> _Work to be completed_: Go through the entries and count the lines with the string "sales" in them. Give only that number.

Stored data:
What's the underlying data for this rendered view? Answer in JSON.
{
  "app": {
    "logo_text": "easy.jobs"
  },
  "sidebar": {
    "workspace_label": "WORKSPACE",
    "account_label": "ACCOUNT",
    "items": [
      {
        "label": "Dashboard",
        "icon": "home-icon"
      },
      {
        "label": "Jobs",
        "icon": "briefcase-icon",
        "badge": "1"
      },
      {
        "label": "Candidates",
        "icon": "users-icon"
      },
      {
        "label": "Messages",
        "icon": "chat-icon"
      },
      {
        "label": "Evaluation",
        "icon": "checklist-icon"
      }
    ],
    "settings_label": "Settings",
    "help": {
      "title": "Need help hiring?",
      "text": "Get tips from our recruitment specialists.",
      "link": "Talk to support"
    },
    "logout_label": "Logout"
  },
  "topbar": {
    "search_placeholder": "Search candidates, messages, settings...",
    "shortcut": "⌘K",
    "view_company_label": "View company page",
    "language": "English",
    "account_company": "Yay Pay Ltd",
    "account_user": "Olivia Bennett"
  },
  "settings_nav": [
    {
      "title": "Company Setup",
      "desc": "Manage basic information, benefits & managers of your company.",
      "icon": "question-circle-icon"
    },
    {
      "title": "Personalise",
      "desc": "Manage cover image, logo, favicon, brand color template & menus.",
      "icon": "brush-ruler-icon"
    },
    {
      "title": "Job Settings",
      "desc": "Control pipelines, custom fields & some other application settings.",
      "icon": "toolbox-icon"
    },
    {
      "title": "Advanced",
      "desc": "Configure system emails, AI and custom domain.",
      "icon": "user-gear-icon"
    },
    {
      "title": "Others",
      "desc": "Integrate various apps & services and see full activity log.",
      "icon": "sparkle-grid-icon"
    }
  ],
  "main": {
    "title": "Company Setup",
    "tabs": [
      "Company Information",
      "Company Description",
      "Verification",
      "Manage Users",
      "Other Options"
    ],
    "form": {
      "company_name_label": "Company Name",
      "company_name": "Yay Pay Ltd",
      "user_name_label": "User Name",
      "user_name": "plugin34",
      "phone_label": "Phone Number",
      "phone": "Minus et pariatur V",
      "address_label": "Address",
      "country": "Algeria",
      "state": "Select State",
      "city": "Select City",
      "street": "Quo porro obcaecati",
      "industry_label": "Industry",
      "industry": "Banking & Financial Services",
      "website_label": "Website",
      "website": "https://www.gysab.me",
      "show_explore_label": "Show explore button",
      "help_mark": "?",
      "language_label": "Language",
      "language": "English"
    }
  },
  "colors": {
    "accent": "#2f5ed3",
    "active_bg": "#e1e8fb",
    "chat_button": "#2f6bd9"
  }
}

==

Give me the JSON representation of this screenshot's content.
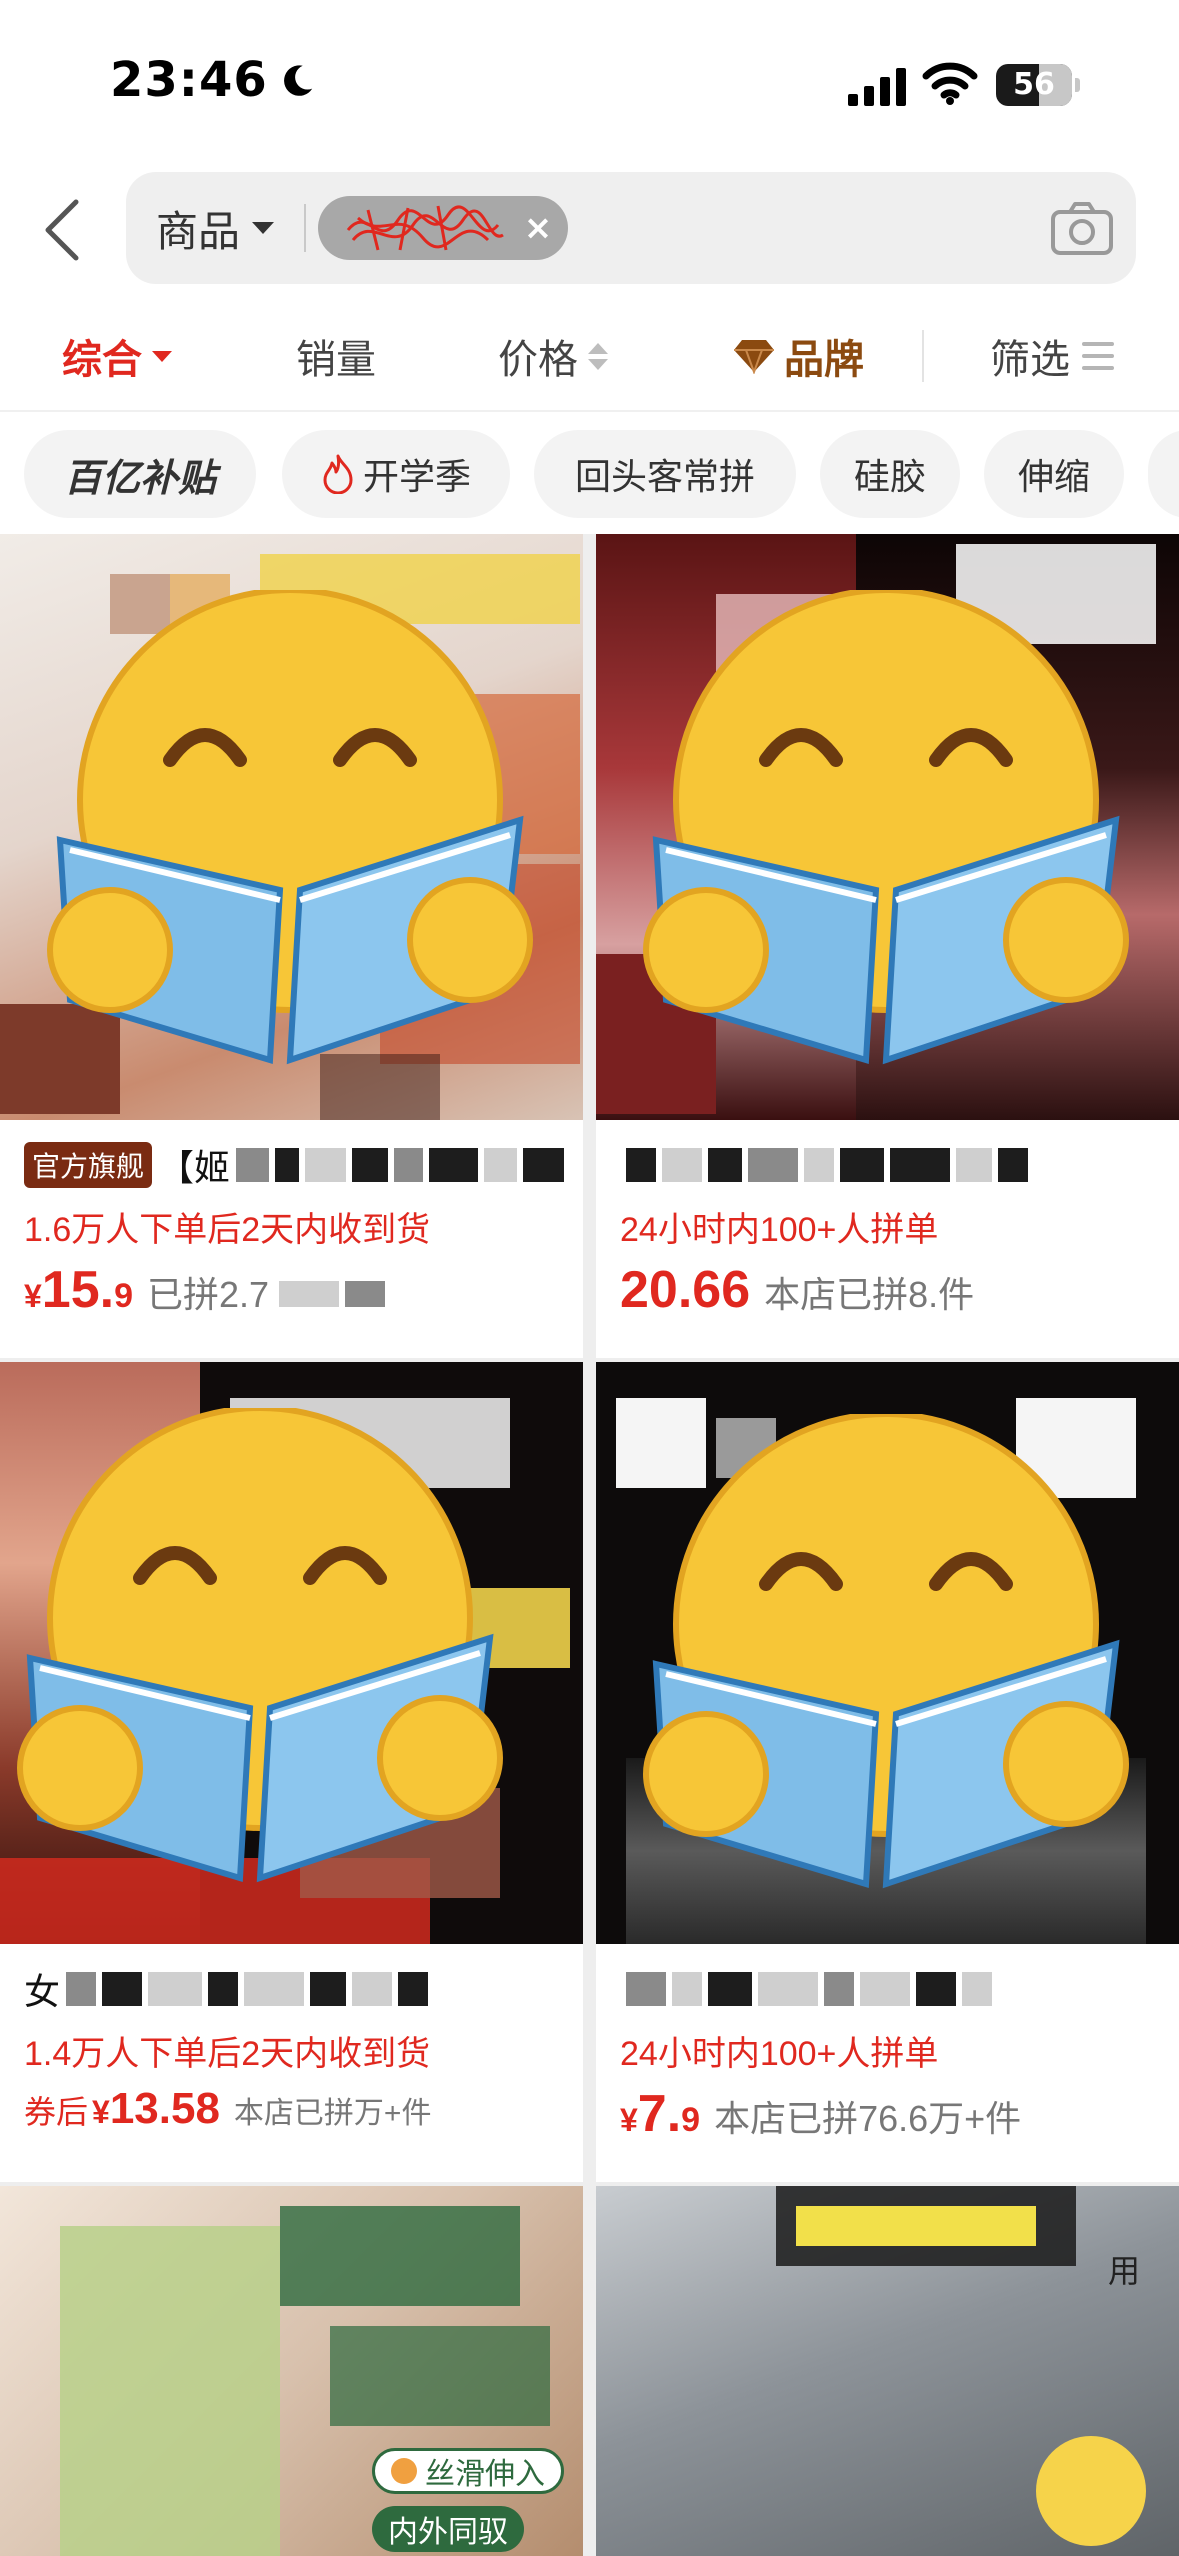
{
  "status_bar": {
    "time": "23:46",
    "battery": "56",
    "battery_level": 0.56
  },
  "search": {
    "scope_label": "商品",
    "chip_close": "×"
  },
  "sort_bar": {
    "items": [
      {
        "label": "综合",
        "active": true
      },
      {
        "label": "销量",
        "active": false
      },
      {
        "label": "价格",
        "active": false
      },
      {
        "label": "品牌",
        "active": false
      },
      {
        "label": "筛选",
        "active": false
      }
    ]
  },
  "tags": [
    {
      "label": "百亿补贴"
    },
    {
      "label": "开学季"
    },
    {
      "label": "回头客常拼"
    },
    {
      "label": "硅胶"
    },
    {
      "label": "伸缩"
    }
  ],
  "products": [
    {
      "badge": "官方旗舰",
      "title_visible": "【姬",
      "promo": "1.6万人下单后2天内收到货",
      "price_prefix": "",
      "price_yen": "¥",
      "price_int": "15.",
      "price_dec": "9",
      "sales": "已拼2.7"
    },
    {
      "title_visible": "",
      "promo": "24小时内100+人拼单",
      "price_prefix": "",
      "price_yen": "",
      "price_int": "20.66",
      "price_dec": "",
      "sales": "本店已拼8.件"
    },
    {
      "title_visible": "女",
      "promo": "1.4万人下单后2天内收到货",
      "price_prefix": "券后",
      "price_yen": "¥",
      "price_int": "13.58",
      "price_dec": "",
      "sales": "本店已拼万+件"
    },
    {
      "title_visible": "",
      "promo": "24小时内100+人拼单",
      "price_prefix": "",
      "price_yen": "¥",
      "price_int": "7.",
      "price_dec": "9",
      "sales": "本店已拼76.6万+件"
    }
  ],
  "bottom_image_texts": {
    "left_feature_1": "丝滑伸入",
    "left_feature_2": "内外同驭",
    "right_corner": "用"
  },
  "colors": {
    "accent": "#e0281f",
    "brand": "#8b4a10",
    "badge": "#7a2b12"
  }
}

==

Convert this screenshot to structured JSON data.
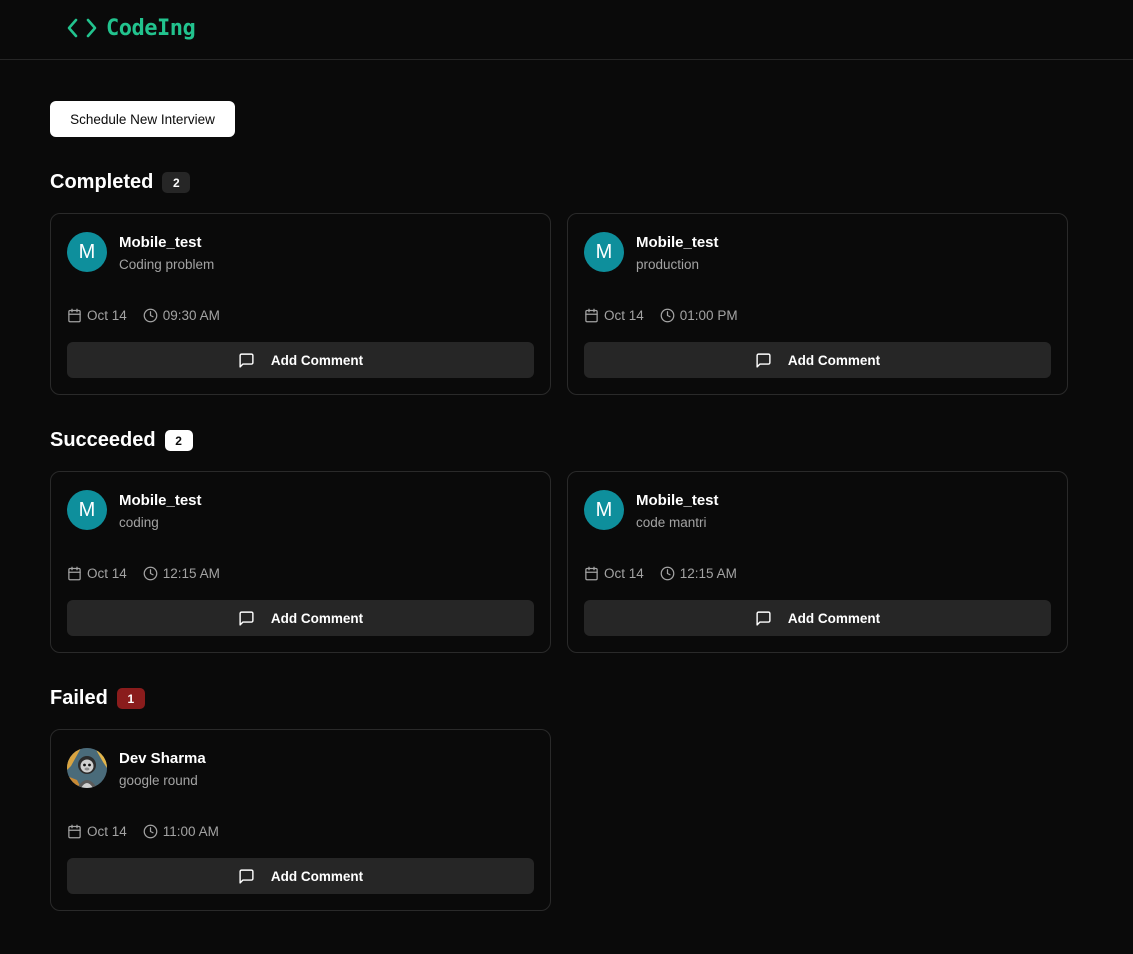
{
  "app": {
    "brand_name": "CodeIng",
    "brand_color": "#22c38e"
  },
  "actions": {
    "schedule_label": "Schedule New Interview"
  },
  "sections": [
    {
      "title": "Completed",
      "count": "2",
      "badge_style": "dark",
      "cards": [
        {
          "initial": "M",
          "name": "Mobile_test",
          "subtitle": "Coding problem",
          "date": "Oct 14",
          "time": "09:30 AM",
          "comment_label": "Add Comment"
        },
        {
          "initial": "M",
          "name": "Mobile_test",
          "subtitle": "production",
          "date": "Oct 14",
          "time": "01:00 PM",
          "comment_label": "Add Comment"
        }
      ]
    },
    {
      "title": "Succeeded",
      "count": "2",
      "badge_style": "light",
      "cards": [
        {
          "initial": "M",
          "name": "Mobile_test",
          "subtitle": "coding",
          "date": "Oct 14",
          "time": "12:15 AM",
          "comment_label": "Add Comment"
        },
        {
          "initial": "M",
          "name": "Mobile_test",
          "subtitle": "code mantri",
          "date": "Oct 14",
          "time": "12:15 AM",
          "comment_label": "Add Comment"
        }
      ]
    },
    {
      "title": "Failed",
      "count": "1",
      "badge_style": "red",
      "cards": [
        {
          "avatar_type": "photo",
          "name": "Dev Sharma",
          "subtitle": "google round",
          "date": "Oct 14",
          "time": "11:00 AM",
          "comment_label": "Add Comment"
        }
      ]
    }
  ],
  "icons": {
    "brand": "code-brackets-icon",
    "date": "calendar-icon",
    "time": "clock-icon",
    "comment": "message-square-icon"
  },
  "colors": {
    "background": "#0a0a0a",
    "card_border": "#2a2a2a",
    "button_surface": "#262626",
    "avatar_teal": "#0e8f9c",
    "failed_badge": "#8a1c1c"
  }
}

> _Complete output_: 4